RECORDED DATA:
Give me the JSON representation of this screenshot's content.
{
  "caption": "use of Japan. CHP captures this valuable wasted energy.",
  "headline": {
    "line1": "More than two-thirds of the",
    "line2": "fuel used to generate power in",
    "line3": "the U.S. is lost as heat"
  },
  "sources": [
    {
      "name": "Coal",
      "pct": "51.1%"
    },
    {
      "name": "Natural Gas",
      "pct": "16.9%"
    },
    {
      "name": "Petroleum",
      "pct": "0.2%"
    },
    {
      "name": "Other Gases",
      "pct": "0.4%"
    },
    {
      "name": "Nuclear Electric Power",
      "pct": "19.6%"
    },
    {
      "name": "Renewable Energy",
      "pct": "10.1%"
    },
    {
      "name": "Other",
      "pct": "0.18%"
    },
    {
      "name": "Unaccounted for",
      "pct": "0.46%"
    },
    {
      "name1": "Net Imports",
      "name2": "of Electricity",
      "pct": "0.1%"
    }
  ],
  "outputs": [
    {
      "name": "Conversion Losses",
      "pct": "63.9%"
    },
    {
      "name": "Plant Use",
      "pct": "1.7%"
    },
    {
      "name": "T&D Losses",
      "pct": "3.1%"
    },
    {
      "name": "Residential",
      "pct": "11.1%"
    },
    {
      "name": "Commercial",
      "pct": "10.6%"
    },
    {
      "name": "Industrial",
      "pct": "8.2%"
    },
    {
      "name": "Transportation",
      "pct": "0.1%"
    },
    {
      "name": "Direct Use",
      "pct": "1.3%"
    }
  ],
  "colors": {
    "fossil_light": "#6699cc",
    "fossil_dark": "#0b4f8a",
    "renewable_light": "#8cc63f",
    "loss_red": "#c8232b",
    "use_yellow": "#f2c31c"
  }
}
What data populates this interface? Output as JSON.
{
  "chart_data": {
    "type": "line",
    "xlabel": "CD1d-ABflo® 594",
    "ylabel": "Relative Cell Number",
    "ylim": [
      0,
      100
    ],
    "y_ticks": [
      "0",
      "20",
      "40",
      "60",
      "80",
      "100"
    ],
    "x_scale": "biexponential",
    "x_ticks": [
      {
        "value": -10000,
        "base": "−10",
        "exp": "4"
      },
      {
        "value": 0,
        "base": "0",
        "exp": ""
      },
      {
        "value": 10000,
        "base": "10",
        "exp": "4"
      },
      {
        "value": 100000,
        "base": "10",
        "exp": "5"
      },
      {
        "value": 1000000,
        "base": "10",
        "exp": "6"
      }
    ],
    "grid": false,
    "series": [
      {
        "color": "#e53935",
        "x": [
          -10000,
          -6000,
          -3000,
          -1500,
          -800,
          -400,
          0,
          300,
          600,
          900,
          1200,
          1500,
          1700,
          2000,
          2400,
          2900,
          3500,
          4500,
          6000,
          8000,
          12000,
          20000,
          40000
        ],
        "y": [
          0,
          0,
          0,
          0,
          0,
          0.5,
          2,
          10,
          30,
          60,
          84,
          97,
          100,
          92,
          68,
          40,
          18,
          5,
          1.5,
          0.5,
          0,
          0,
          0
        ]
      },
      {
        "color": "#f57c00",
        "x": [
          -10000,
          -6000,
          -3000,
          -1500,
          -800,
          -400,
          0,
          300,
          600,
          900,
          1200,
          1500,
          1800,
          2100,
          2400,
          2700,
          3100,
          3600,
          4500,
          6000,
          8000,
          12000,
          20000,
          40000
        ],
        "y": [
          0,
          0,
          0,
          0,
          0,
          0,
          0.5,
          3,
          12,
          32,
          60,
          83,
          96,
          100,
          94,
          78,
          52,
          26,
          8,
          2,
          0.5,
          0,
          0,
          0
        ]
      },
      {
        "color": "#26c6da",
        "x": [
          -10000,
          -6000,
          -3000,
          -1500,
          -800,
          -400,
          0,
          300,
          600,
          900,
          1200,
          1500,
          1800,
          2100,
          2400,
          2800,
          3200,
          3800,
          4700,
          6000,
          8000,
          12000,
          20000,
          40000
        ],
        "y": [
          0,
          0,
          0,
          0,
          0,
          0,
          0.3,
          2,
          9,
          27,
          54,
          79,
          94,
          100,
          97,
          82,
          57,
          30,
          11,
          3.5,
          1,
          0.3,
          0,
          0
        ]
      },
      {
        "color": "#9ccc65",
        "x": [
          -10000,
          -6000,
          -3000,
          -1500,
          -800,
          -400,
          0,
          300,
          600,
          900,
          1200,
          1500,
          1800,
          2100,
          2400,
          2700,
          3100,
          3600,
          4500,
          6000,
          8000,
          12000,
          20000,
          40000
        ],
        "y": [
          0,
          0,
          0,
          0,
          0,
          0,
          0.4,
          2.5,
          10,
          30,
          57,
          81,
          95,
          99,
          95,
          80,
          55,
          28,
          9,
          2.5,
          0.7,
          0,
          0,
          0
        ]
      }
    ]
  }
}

SHORT EXERCISE:
Across the material above, count every line holding "value" and write down only the number.

TASK RESPONSE:
5